### WORK INSTRUCTIONS
The records below should be written out again, exactly.

### TASK INPUT
• • • • •
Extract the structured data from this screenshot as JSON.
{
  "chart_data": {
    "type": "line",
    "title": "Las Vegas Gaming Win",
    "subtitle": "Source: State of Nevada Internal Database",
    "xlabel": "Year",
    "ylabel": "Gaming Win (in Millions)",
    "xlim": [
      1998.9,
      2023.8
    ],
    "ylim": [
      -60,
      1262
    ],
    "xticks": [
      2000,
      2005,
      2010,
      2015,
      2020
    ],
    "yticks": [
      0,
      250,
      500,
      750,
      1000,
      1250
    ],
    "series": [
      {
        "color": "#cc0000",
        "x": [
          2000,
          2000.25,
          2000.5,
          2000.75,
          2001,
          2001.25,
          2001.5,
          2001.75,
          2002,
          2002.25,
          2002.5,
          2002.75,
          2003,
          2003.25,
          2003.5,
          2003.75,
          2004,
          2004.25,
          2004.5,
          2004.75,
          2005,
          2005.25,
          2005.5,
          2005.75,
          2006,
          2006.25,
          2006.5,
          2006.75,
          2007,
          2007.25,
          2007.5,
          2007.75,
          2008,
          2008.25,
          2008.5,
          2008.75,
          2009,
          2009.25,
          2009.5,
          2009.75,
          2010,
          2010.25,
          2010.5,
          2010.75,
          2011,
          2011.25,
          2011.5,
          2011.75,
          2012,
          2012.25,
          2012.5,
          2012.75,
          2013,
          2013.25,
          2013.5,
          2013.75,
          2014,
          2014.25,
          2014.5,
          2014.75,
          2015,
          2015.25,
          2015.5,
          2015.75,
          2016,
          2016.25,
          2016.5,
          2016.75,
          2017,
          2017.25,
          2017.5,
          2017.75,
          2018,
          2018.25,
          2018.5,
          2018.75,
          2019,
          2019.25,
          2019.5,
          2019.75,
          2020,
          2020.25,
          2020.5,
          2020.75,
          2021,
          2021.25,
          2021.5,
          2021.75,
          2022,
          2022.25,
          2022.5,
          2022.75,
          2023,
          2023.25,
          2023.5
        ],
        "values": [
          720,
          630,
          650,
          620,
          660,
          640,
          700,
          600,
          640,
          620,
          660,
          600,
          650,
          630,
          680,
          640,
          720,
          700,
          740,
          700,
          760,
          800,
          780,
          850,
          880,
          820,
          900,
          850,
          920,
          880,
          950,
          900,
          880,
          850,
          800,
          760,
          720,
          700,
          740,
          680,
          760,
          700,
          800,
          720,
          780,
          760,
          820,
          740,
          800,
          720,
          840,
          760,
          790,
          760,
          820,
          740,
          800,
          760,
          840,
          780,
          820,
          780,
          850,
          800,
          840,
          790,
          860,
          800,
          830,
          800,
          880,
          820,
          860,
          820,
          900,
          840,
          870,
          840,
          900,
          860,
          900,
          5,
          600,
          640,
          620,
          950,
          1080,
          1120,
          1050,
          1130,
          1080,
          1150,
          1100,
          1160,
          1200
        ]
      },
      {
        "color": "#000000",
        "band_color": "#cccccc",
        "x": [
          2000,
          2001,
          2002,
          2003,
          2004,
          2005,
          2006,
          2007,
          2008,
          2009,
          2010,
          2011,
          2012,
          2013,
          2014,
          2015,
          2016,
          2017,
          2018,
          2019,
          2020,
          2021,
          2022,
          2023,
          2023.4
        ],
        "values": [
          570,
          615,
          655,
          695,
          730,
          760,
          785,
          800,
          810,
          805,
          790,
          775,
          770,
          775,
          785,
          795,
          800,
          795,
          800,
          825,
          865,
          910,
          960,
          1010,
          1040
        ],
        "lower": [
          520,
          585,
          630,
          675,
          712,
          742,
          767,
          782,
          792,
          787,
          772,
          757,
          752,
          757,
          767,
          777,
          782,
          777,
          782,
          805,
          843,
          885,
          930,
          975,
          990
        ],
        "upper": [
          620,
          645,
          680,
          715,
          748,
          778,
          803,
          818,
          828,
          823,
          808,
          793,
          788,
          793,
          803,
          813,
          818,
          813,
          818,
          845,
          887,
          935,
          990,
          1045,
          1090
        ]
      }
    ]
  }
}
• • • • •
### OUTPUT OF THE TASK
Extract the structured data from this screenshot as JSON.
{
  "chart_data": {
    "type": "line",
    "title": "Las Vegas Gaming Win",
    "subtitle": "Source: State of Nevada Internal Database",
    "xlabel": "Year",
    "ylabel": "Gaming Win (in Millions)",
    "xlim": [
      1998.9,
      2023.8
    ],
    "ylim": [
      -60,
      1262
    ],
    "xticks": [
      2000,
      2005,
      2010,
      2015,
      2020
    ],
    "yticks": [
      0,
      250,
      500,
      750,
      1000,
      1250
    ],
    "series": [
      {
        "color": "#cc0000",
        "x": [
          2000,
          2000.25,
          2000.5,
          2000.75,
          2001,
          2001.25,
          2001.5,
          2001.75,
          2002,
          2002.25,
          2002.5,
          2002.75,
          2003,
          2003.25,
          2003.5,
          2003.75,
          2004,
          2004.25,
          2004.5,
          2004.75,
          2005,
          2005.25,
          2005.5,
          2005.75,
          2006,
          2006.25,
          2006.5,
          2006.75,
          2007,
          2007.25,
          2007.5,
          2007.75,
          2008,
          2008.25,
          2008.5,
          2008.75,
          2009,
          2009.25,
          2009.5,
          2009.75,
          2010,
          2010.25,
          2010.5,
          2010.75,
          2011,
          2011.25,
          2011.5,
          2011.75,
          2012,
          2012.25,
          2012.5,
          2012.75,
          2013,
          2013.25,
          2013.5,
          2013.75,
          2014,
          2014.25,
          2014.5,
          2014.75,
          2015,
          2015.25,
          2015.5,
          2015.75,
          2016,
          2016.25,
          2016.5,
          2016.75,
          2017,
          2017.25,
          2017.5,
          2017.75,
          2018,
          2018.25,
          2018.5,
          2018.75,
          2019,
          2019.25,
          2019.5,
          2019.75,
          2020,
          2020.25,
          2020.5,
          2020.75,
          2021,
          2021.25,
          2021.5,
          2021.75,
          2022,
          2022.25,
          2022.5,
          2022.75,
          2023,
          2023.25,
          2023.5
        ],
        "values": [
          720,
          630,
          650,
          620,
          660,
          640,
          700,
          600,
          640,
          620,
          660,
          600,
          650,
          630,
          680,
          640,
          720,
          700,
          740,
          700,
          760,
          800,
          780,
          850,
          880,
          820,
          900,
          850,
          920,
          880,
          950,
          900,
          880,
          850,
          800,
          760,
          720,
          700,
          740,
          680,
          760,
          700,
          800,
          720,
          780,
          760,
          820,
          740,
          800,
          720,
          840,
          760,
          790,
          760,
          820,
          740,
          800,
          760,
          840,
          780,
          820,
          780,
          850,
          800,
          840,
          790,
          860,
          800,
          830,
          800,
          880,
          820,
          860,
          820,
          900,
          840,
          870,
          840,
          900,
          860,
          900,
          5,
          600,
          640,
          620,
          950,
          1080,
          1120,
          1050,
          1130,
          1080,
          1150,
          1100,
          1160,
          1200
        ]
      },
      {
        "color": "#000000",
        "band_color": "#cccccc",
        "x": [
          2000,
          2001,
          2002,
          2003,
          2004,
          2005,
          2006,
          2007,
          2008,
          2009,
          2010,
          2011,
          2012,
          2013,
          2014,
          2015,
          2016,
          2017,
          2018,
          2019,
          2020,
          2021,
          2022,
          2023,
          2023.4
        ],
        "values": [
          570,
          615,
          655,
          695,
          730,
          760,
          785,
          800,
          810,
          805,
          790,
          775,
          770,
          775,
          785,
          795,
          800,
          795,
          800,
          825,
          865,
          910,
          960,
          1010,
          1040
        ],
        "lower": [
          520,
          585,
          630,
          675,
          712,
          742,
          767,
          782,
          792,
          787,
          772,
          757,
          752,
          757,
          767,
          777,
          782,
          777,
          782,
          805,
          843,
          885,
          930,
          975,
          990
        ],
        "upper": [
          620,
          645,
          680,
          715,
          748,
          778,
          803,
          818,
          828,
          823,
          808,
          793,
          788,
          793,
          803,
          813,
          818,
          813,
          818,
          845,
          887,
          935,
          990,
          1045,
          1090
        ]
      }
    ]
  }
}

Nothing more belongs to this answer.